§ Aim
All of the data needs to be repeated exactly.

§ Data provided
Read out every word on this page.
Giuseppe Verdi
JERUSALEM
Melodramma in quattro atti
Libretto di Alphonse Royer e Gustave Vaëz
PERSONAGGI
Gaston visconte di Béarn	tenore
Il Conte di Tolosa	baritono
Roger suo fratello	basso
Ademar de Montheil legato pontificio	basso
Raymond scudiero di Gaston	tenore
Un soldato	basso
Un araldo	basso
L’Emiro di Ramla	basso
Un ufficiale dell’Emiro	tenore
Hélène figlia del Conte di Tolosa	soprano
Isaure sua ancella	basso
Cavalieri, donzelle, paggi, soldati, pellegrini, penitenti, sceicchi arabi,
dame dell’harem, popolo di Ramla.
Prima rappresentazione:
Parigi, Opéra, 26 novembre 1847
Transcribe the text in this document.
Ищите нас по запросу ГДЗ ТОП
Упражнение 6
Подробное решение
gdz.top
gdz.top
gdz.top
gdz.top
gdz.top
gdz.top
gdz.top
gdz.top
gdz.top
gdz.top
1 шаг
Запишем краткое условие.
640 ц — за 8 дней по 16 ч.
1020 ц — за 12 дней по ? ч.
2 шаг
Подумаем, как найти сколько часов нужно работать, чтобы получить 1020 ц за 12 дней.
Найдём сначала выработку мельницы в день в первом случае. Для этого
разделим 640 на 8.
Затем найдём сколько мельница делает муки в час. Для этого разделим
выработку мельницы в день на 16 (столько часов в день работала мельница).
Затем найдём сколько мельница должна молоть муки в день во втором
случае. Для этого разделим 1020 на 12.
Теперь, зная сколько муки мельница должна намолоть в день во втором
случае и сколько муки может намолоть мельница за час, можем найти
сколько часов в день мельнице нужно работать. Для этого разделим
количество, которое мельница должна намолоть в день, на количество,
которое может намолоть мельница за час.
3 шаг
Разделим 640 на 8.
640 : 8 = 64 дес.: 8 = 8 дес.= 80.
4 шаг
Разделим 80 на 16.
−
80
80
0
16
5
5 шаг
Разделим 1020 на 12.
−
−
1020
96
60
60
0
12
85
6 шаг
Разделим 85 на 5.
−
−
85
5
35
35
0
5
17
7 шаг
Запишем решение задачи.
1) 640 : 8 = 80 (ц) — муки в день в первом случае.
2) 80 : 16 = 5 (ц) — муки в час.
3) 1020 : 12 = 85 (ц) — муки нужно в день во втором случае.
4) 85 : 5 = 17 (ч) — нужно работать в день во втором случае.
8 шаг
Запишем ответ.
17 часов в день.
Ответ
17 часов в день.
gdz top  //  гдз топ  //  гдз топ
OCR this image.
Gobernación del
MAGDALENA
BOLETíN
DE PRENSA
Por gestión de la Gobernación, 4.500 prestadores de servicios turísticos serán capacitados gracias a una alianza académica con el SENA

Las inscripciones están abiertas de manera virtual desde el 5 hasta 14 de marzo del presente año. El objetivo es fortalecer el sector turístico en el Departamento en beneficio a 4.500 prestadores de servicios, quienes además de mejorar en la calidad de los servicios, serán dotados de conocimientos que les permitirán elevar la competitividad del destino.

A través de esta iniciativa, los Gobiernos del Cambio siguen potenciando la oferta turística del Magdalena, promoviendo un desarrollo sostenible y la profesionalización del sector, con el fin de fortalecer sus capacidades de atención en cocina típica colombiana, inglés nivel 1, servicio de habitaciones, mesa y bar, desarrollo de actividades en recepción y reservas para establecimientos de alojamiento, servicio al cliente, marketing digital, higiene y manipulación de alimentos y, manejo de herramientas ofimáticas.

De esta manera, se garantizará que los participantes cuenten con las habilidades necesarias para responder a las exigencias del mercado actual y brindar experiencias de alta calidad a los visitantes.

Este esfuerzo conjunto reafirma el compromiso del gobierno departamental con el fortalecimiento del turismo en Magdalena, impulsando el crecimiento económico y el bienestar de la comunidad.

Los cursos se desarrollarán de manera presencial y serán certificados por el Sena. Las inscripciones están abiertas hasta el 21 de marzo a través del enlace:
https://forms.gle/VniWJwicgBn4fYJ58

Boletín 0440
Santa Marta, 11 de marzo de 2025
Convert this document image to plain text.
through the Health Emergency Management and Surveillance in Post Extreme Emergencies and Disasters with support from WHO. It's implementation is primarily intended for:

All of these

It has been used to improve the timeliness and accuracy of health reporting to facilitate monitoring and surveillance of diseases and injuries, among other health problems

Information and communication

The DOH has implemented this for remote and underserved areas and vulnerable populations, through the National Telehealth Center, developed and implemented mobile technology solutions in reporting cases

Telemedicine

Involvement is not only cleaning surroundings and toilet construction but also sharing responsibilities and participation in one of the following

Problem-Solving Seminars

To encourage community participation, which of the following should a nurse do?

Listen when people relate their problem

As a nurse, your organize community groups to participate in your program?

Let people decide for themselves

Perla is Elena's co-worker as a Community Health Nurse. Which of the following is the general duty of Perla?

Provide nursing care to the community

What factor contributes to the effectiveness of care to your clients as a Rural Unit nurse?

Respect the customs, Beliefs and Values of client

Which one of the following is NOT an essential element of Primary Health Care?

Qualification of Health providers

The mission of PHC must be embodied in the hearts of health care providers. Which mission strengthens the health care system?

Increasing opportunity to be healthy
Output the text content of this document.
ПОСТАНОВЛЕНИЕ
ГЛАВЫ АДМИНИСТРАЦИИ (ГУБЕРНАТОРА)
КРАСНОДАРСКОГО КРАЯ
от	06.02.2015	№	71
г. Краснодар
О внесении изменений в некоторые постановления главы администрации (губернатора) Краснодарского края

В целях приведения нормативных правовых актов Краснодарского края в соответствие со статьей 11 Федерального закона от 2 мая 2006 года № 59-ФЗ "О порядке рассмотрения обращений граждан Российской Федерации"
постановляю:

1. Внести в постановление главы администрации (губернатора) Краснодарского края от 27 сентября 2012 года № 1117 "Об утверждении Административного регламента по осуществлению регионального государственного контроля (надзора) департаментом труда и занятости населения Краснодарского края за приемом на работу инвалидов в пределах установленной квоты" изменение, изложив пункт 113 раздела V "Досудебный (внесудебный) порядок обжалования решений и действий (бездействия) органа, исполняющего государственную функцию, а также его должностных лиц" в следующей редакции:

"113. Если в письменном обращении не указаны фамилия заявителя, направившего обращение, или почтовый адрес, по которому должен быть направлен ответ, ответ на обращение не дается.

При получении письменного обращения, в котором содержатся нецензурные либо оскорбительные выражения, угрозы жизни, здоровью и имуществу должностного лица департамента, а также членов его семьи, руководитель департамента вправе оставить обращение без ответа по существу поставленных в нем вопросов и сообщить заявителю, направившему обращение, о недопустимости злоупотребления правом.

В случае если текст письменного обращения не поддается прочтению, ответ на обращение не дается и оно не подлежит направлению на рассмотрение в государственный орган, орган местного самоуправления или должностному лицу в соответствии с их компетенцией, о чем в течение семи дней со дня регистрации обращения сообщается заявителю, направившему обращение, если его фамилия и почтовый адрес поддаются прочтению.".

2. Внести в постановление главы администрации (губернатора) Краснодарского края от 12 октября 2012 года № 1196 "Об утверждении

§ Response below
Read out every word on this page.
Giuseppe Verdi
JERUSALEM
Melodramma in quattro atti
Libretto di Alphonse Royer e Gustave Vaëz
PERSONAGGI
Gaston visconte di Béarn	tenore
Il Conte di Tolosa	baritono
Roger suo fratello	basso
Ademar de Montheil legato pontificio	basso
Raymond scudiero di Gaston	tenore
Un soldato	basso
Un araldo	basso
L’Emiro di Ramla	basso
Un ufficiale dell’Emiro	tenore
Hélène figlia del Conte di Tolosa	soprano
Isaure sua ancella	basso
Cavalieri, donzelle, paggi, soldati, pellegrini, penitenti, sceicchi arabi,
dame dell’harem, popolo di Ramla.
Prima rappresentazione:
Parigi, Opéra, 26 novembre 1847
Transcribe the text in this document.
Ищите нас по запросу ГДЗ ТОП
Упражнение 6
Подробное решение
gdz.top
gdz.top
gdz.top
gdz.top
gdz.top
gdz.top
gdz.top
gdz.top
gdz.top
gdz.top
1 шаг
Запишем краткое условие.
640 ц — за 8 дней по 16 ч.
1020 ц — за 12 дней по ? ч.
2 шаг
Подумаем, как найти сколько часов нужно работать, чтобы получить 1020 ц за 12 дней.
Найдём сначала выработку мельницы в день в первом случае. Для этого
разделим 640 на 8.
Затем найдём сколько мельница делает муки в час. Для этого разделим
выработку мельницы в день на 16 (столько часов в день работала мельница).
Затем найдём сколько мельница должна молоть муки в день во втором
случае. Для этого разделим 1020 на 12.
Теперь, зная сколько муки мельница должна намолоть в день во втором
случае и сколько муки может намолоть мельница за час, можем найти
сколько часов в день мельнице нужно работать. Для этого разделим
количество, которое мельница должна намолоть в день, на количество,
которое может намолоть мельница за час.
3 шаг
Разделим 640 на 8.
640 : 8 = 64 дес.: 8 = 8 дес.= 80.
4 шаг
Разделим 80 на 16.
−
80
80
0
16
5
5 шаг
Разделим 1020 на 12.
−
−
1020
96
60
60
0
12
85
6 шаг
Разделим 85 на 5.
−
−
85
5
35
35
0
5
17
7 шаг
Запишем решение задачи.
1) 640 : 8 = 80 (ц) — муки в день в первом случае.
2) 80 : 16 = 5 (ц) — муки в час.
3) 1020 : 12 = 85 (ц) — муки нужно в день во втором случае.
4) 85 : 5 = 17 (ч) — нужно работать в день во втором случае.
8 шаг
Запишем ответ.
17 часов в день.
Ответ
17 часов в день.
gdz top  //  гдз топ  //  гдз топ
OCR this image.
Gobernación del
MAGDALENA
BOLETíN
DE PRENSA
Por gestión de la Gobernación, 4.500 prestadores de servicios turísticos serán capacitados gracias a una alianza académica con el SENA

Las inscripciones están abiertas de manera virtual desde el 5 hasta 14 de marzo del presente año. El objetivo es fortalecer el sector turístico en el Departamento en beneficio a 4.500 prestadores de servicios, quienes además de mejorar en la calidad de los servicios, serán dotados de conocimientos que les permitirán elevar la competitividad del destino.

A través de esta iniciativa, los Gobiernos del Cambio siguen potenciando la oferta turística del Magdalena, promoviendo un desarrollo sostenible y la profesionalización del sector, con el fin de fortalecer sus capacidades de atención en cocina típica colombiana, inglés nivel 1, servicio de habitaciones, mesa y bar, desarrollo de actividades en recepción y reservas para establecimientos de alojamiento, servicio al cliente, marketing digital, higiene y manipulación de alimentos y, manejo de herramientas ofimáticas.

De esta manera, se garantizará que los participantes cuenten con las habilidades necesarias para responder a las exigencias del mercado actual y brindar experiencias de alta calidad a los visitantes.

Este esfuerzo conjunto reafirma el compromiso del gobierno departamental con el fortalecimiento del turismo en Magdalena, impulsando el crecimiento económico y el bienestar de la comunidad.

Los cursos se desarrollarán de manera presencial y serán certificados por el Sena. Las inscripciones están abiertas hasta el 21 de marzo a través del enlace:
https://forms.gle/VniWJwicgBn4fYJ58

Boletín 0440
Santa Marta, 11 de marzo de 2025
Convert this document image to plain text.
through the Health Emergency Management and Surveillance in Post Extreme Emergencies and Disasters with support from WHO. It's implementation is primarily intended for:

All of these

It has been used to improve the timeliness and accuracy of health reporting to facilitate monitoring and surveillance of diseases and injuries, among other health problems

Information and communication

The DOH has implemented this for remote and underserved areas and vulnerable populations, through the National Telehealth Center, developed and implemented mobile technology solutions in reporting cases

Telemedicine

Involvement is not only cleaning surroundings and toilet construction but also sharing responsibilities and participation in one of the following

Problem-Solving Seminars

To encourage community participation, which of the following should a nurse do?

Listen when people relate their problem

As a nurse, your organize community groups to participate in your program?

Let people decide for themselves

Perla is Elena's co-worker as a Community Health Nurse. Which of the following is the general duty of Perla?

Provide nursing care to the community

What factor contributes to the effectiveness of care to your clients as a Rural Unit nurse?

Respect the customs, Beliefs and Values of client

Which one of the following is NOT an essential element of Primary Health Care?

Qualification of Health providers

The mission of PHC must be embodied in the hearts of health care providers. Which mission strengthens the health care system?

Increasing opportunity to be healthy
Output the text content of this document.
ПОСТАНОВЛЕНИЕ
ГЛАВЫ АДМИНИСТРАЦИИ (ГУБЕРНАТОРА)
КРАСНОДАРСКОГО КРАЯ
от	06.02.2015	№	71
г. Краснодар
О внесении изменений в некоторые постановления главы администрации (губернатора) Краснодарского края

В целях приведения нормативных правовых актов Краснодарского края в соответствие со статьей 11 Федерального закона от 2 мая 2006 года № 59-ФЗ "О порядке рассмотрения обращений граждан Российской Федерации"
постановляю:

1. Внести в постановление главы администрации (губернатора) Краснодарского края от 27 сентября 2012 года № 1117 "Об утверждении Административного регламента по осуществлению регионального государственного контроля (надзора) департаментом труда и занятости населения Краснодарского края за приемом на работу инвалидов в пределах установленной квоты" изменение, изложив пункт 113 раздела V "Досудебный (внесудебный) порядок обжалования решений и действий (бездействия) органа, исполняющего государственную функцию, а также его должностных лиц" в следующей редакции:

"113. Если в письменном обращении не указаны фамилия заявителя, направившего обращение, или почтовый адрес, по которому должен быть направлен ответ, ответ на обращение не дается.

При получении письменного обращения, в котором содержатся нецензурные либо оскорбительные выражения, угрозы жизни, здоровью и имуществу должностного лица департамента, а также членов его семьи, руководитель департамента вправе оставить обращение без ответа по существу поставленных в нем вопросов и сообщить заявителю, направившему обращение, о недопустимости злоупотребления правом.

В случае если текст письменного обращения не поддается прочтению, ответ на обращение не дается и оно не подлежит направлению на рассмотрение в государственный орган, орган местного самоуправления или должностному лицу в соответствии с их компетенцией, о чем в течение семи дней со дня регистрации обращения сообщается заявителю, направившему обращение, если его фамилия и почтовый адрес поддаются прочтению.".

2. Внести в постановление главы администрации (губернатора) Краснодарского края от 12 октября 2012 года № 1196 "Об утверждении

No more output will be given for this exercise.